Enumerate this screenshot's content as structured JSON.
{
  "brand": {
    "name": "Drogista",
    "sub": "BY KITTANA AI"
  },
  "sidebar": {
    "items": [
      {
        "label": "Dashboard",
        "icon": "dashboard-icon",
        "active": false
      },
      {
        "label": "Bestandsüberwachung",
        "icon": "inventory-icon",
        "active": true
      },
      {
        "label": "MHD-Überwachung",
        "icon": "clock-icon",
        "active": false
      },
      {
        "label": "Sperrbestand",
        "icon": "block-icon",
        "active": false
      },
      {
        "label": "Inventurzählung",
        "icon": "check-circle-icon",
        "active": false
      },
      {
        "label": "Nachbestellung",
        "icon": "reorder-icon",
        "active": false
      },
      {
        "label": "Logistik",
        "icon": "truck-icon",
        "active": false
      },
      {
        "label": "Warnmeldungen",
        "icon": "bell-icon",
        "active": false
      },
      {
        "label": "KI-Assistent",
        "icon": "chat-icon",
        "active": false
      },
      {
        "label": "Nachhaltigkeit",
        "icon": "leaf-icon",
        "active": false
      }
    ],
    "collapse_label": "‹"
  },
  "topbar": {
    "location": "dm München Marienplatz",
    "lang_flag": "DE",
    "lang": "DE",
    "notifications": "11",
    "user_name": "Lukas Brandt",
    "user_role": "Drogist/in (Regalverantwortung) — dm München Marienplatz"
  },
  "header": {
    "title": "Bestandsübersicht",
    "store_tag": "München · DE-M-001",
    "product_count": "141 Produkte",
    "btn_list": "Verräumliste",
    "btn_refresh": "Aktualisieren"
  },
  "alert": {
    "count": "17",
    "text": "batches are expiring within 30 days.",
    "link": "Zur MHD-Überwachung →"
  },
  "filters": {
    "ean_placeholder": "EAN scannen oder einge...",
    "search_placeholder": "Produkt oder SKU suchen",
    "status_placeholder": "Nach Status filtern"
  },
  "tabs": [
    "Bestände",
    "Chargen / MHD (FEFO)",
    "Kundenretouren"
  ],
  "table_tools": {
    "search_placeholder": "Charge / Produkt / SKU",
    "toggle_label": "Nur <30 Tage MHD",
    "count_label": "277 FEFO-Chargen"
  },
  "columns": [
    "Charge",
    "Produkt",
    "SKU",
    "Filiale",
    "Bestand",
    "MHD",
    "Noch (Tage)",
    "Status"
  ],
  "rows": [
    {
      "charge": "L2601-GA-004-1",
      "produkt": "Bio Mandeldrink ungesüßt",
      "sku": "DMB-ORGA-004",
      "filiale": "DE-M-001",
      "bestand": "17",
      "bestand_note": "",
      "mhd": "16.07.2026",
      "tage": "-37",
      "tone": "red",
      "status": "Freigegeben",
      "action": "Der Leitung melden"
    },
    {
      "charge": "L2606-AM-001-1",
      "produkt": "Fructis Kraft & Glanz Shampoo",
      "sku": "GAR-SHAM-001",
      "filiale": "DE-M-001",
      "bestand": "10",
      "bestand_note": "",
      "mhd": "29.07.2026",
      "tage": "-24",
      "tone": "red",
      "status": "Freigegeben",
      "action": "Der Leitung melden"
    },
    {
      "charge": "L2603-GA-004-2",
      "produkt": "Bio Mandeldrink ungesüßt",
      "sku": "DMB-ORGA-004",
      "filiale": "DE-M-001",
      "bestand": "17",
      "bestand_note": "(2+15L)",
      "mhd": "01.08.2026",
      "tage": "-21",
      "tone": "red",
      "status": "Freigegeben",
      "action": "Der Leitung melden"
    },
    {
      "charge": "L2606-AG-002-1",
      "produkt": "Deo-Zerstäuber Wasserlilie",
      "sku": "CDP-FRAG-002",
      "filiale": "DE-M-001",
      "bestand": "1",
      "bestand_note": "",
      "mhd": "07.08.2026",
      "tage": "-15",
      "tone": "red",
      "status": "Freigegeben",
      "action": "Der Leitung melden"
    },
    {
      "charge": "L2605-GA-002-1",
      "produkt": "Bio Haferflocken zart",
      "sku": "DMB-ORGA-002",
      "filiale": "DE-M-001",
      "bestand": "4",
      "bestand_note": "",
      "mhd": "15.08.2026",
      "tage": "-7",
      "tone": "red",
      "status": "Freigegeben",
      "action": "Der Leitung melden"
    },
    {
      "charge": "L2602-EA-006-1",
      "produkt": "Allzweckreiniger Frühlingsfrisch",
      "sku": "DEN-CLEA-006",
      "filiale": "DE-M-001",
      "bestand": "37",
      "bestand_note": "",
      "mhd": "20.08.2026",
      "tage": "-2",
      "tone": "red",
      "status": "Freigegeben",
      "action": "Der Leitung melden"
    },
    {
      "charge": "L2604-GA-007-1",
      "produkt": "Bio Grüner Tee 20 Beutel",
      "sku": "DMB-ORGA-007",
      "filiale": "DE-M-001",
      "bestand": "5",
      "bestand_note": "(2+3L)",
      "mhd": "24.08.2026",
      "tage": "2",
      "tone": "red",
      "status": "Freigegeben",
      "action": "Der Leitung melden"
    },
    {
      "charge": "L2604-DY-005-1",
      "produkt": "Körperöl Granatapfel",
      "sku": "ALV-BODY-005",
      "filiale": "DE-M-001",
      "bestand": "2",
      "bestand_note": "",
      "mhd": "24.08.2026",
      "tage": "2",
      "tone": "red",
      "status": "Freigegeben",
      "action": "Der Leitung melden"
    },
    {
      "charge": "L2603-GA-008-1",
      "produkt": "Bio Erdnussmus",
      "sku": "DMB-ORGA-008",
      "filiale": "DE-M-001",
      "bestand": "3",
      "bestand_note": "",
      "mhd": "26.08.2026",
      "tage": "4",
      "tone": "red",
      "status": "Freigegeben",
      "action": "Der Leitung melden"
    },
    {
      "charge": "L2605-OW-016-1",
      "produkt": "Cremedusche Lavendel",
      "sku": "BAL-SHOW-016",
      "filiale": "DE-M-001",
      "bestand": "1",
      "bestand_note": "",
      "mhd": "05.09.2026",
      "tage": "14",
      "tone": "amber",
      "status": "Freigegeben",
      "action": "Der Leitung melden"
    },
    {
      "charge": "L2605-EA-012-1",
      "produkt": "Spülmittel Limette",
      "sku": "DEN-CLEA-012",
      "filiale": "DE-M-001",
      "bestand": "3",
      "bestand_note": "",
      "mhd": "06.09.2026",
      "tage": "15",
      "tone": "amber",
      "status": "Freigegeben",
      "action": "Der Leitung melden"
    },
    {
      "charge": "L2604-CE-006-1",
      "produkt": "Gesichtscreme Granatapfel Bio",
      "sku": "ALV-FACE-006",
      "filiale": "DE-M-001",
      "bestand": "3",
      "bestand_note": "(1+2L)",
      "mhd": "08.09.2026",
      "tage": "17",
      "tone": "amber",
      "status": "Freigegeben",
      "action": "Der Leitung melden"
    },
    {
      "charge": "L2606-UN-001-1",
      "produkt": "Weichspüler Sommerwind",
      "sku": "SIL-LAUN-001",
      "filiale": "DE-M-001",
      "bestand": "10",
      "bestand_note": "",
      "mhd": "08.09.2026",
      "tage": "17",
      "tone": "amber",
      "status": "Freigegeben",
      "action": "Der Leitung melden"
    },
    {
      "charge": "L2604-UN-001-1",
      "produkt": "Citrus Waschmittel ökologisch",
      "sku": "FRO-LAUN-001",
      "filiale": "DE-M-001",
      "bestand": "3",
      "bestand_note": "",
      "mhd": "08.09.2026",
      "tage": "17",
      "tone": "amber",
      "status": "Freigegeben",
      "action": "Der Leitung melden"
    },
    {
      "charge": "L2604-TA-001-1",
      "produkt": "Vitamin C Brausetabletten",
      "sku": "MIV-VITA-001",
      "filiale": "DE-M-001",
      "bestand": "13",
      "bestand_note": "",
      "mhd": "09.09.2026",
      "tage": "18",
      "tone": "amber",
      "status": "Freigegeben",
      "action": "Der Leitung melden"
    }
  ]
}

...

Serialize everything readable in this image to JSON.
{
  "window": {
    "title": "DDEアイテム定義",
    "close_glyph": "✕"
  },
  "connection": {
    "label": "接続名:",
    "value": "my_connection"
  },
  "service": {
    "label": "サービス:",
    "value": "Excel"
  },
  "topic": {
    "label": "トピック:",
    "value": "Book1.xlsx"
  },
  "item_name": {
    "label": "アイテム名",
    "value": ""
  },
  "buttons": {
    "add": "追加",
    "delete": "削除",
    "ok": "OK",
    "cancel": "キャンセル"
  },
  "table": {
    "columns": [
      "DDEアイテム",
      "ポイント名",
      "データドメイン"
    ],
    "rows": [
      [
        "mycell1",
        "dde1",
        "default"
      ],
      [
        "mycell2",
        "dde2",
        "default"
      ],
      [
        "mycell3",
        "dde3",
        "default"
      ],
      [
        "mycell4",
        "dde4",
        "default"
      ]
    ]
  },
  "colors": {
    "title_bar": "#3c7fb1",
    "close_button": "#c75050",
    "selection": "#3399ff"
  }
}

▸ Objective:
From the records above, pull out each line that has "Granatapfel".

▸ Task response:
      "produkt": "Körperöl Granatapfel",
      "produkt": "Gesichtscreme Granatapfel Bio",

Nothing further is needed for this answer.